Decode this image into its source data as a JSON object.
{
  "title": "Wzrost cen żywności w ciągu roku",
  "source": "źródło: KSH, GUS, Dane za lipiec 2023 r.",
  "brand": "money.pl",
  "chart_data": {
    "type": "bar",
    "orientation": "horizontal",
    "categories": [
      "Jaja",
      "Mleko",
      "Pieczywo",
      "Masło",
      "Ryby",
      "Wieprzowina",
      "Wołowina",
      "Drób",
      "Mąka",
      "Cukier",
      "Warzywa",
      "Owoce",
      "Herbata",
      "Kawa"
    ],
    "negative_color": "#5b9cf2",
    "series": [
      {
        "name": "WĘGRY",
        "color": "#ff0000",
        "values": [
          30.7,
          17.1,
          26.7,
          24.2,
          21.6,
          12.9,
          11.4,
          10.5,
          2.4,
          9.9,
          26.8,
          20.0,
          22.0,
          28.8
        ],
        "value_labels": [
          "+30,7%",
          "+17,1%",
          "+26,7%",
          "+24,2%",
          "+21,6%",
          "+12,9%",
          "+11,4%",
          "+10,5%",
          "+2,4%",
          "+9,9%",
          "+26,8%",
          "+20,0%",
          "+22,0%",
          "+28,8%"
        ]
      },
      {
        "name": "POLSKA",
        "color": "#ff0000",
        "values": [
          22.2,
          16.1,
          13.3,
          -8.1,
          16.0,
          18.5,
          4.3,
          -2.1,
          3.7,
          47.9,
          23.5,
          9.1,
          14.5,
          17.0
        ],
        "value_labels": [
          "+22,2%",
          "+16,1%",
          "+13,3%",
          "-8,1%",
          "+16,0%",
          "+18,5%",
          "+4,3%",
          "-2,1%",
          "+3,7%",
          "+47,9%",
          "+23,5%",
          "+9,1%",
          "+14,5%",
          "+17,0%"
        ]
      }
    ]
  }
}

--

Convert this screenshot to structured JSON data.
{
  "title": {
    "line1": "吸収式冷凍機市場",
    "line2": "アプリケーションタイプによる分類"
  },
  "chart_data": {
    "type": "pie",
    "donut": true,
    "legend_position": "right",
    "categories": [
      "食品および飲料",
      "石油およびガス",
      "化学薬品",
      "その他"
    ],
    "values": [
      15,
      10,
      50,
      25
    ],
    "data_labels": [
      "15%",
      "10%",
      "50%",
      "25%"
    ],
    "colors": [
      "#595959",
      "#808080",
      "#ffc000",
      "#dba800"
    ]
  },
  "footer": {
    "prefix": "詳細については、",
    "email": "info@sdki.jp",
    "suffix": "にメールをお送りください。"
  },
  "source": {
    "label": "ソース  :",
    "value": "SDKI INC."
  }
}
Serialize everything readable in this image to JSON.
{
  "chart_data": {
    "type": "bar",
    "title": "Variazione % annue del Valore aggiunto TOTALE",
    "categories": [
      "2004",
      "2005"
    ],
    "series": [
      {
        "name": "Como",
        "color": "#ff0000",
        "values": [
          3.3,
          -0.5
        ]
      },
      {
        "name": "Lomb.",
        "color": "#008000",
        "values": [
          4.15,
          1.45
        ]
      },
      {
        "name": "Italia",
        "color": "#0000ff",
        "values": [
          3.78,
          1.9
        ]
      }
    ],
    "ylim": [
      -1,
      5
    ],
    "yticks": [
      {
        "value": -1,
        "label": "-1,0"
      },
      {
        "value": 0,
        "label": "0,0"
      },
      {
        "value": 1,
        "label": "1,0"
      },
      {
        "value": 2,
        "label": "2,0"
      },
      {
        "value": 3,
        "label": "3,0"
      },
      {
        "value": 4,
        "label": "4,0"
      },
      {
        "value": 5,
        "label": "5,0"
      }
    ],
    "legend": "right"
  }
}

__Given request__.
Say how many lines in the records hold the string "right", and say nothing else.

__Reply to the task__.
2